# Given request
List every line of the records below that contains the string "chart", treating uppercase and lowercase as distinct.

Entries drawn from a collection
-------

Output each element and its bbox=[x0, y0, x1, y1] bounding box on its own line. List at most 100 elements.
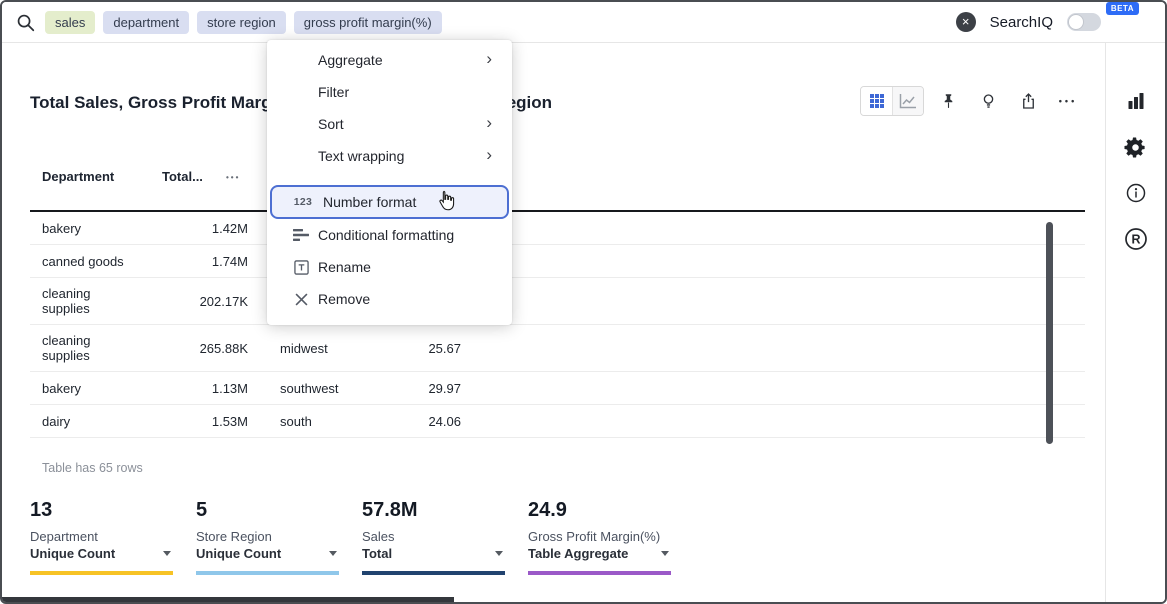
card-color-bar bbox=[30, 571, 173, 575]
svg-text:R: R bbox=[1131, 232, 1140, 246]
table-cell: southwest bbox=[270, 373, 372, 404]
card-aggregation-label: Total bbox=[362, 546, 392, 561]
card-aggregation-label: Table Aggregate bbox=[528, 546, 628, 561]
table-row[interactable]: cleaning supplies265.88Kmidwest25.67 bbox=[30, 325, 1085, 372]
table-cell: canned goods bbox=[30, 246, 150, 277]
submenu-arrow-icon: › bbox=[486, 114, 492, 131]
summary-card-gross-profit-margin: 24.9 Gross Profit Margin(%) Table Aggregat… bbox=[528, 499, 671, 575]
card-value: 24.9 bbox=[528, 499, 671, 521]
bar-chart-icon[interactable] bbox=[1122, 87, 1150, 115]
table-cell: dairy bbox=[30, 406, 150, 437]
card-value: 5 bbox=[196, 499, 339, 521]
info-icon[interactable] bbox=[1122, 179, 1150, 207]
table-row[interactable]: canned goods1.74M bbox=[30, 245, 1085, 278]
card-aggregation-selector[interactable]: Table Aggregate bbox=[528, 546, 671, 561]
search-icon bbox=[16, 13, 35, 32]
right-rail: R bbox=[1105, 43, 1165, 602]
table-row[interactable]: bakery1.42M bbox=[30, 212, 1085, 245]
table-cell: bakery bbox=[30, 373, 150, 404]
column-menu-trigger-icon[interactable]: ••• bbox=[226, 173, 240, 182]
card-aggregation-label: Unique Count bbox=[30, 546, 115, 561]
column-context-menu: Aggregate › Filter Sort› Text wrapping › 123 Nu… bbox=[267, 40, 512, 325]
remove-icon bbox=[291, 293, 311, 306]
card-label: Store Region bbox=[196, 529, 339, 544]
table-cell: 202.17K bbox=[150, 286, 270, 317]
menu-item-label: Remove bbox=[318, 291, 370, 307]
card-aggregation-label: Unique Count bbox=[196, 546, 281, 561]
search-token-gross-profit-margin[interactable]: gross profit margin(%) bbox=[294, 11, 442, 34]
menu-item-conditional-formatting[interactable]: Conditional formatting bbox=[267, 219, 512, 251]
menu-item-rename[interactable]: Rename bbox=[267, 251, 512, 283]
menu-item-label: Conditional formatting bbox=[318, 227, 454, 243]
menu-item-number-format[interactable]: 123 Number format bbox=[270, 185, 509, 219]
gear-icon[interactable] bbox=[1122, 133, 1150, 161]
searchiq-toggle[interactable]: BETA bbox=[1067, 13, 1101, 31]
table-cell: 24.06 bbox=[372, 406, 482, 437]
summary-card-department: 13DepartmentUnique Count bbox=[30, 499, 173, 575]
card-label: Gross Profit Margin(%) bbox=[528, 529, 671, 544]
table-cell: 265.88K bbox=[150, 333, 270, 364]
menu-item-label: Aggregate bbox=[318, 52, 383, 68]
card-aggregation-selector[interactable]: Unique Count bbox=[30, 546, 173, 561]
menu-item-aggregate[interactable]: Aggregate › bbox=[267, 44, 512, 76]
table-header-row: Department Total... ••• bbox=[30, 142, 1085, 212]
toggle-knob[interactable] bbox=[1068, 14, 1084, 30]
summary-card-store-region: 5 Store Region Unique Count bbox=[196, 499, 339, 575]
table-cell: south bbox=[270, 406, 372, 437]
column-header-total-sales[interactable]: Total... bbox=[150, 169, 270, 184]
answer-toolbar: ••• bbox=[860, 86, 1083, 116]
horizontal-scrollbar-thumb[interactable] bbox=[2, 597, 454, 602]
menu-item-label: Text wrapping bbox=[318, 148, 404, 164]
clear-search-button[interactable]: × bbox=[956, 12, 976, 32]
result-table: Department Total... ••• bakery1.42Mcanne… bbox=[30, 142, 1085, 438]
table-cell: 1.13M bbox=[150, 373, 270, 404]
menu-item-text-wrapping[interactable]: Text wrapping › bbox=[267, 140, 512, 172]
menu-item-sort[interactable]: Sort› bbox=[267, 108, 512, 140]
conditional-formatting-icon bbox=[291, 228, 311, 242]
table-cell: 29.97 bbox=[372, 373, 482, 404]
search-token-sales[interactable]: sales bbox=[45, 11, 95, 34]
submenu-arrow-icon: › bbox=[486, 146, 492, 163]
search-token-store-region[interactable]: store region bbox=[197, 11, 286, 34]
menu-item-label: Rename bbox=[318, 259, 371, 275]
table-cell: cleaning supplies bbox=[30, 325, 150, 371]
pin-button[interactable] bbox=[933, 86, 963, 116]
table-cell: 1.74M bbox=[150, 246, 270, 277]
share-button[interactable] bbox=[1013, 86, 1043, 116]
r-logo-icon[interactable]: R bbox=[1122, 225, 1150, 253]
table-cell: 1.42M bbox=[150, 213, 270, 244]
card-aggregation-selector[interactable]: Total bbox=[362, 546, 505, 561]
chart-view-button[interactable] bbox=[892, 87, 923, 115]
menu-item-label: Number format bbox=[323, 194, 416, 210]
vertical-scrollbar-thumb[interactable] bbox=[1046, 222, 1053, 444]
menu-item-label: Filter bbox=[318, 84, 349, 100]
table-row[interactable]: bakery1.13Msouthwest29.97 bbox=[30, 372, 1085, 405]
chevron-down-icon bbox=[495, 551, 503, 556]
number-format-icon: 123 bbox=[293, 196, 313, 208]
search-bar: sales department store region gross profit … bbox=[2, 2, 1165, 43]
column-header-department[interactable]: Department bbox=[30, 169, 150, 184]
menu-item-filter[interactable]: Filter bbox=[267, 76, 512, 108]
card-color-bar bbox=[362, 571, 505, 575]
more-ellipsis-button[interactable]: ••• bbox=[1053, 86, 1083, 116]
lightbulb-button[interactable] bbox=[973, 86, 1003, 116]
card-value: 57.8M bbox=[362, 499, 505, 521]
toolbar-actions: ••• bbox=[933, 86, 1083, 116]
table-cell: midwest bbox=[270, 333, 372, 364]
menu-item-remove[interactable]: Remove bbox=[267, 283, 512, 315]
chevron-down-icon bbox=[163, 551, 171, 556]
submenu-arrow-icon: › bbox=[486, 50, 492, 67]
beta-badge: BETA bbox=[1106, 2, 1139, 15]
card-label: Sales bbox=[362, 529, 505, 544]
chevron-down-icon bbox=[661, 551, 669, 556]
menu-divider bbox=[267, 172, 512, 185]
table-view-button[interactable] bbox=[861, 87, 892, 115]
table-cell: bakery bbox=[30, 213, 150, 244]
search-token-department[interactable]: department bbox=[103, 11, 189, 34]
table-row[interactable]: dairy1.53Msouth24.06 bbox=[30, 405, 1085, 438]
card-color-bar bbox=[528, 571, 671, 575]
card-aggregation-selector[interactable]: Unique Count bbox=[196, 546, 339, 561]
table-row[interactable]: cleaning supplies202.17K bbox=[30, 278, 1085, 325]
table-cell: cleaning supplies bbox=[30, 278, 150, 324]
card-color-bar bbox=[196, 571, 339, 575]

-------

# Worked answer
bar-chart-icon[interactable] bbox=[1122, 87, 1150, 115]
chart-view-button[interactable] bbox=[892, 87, 923, 115]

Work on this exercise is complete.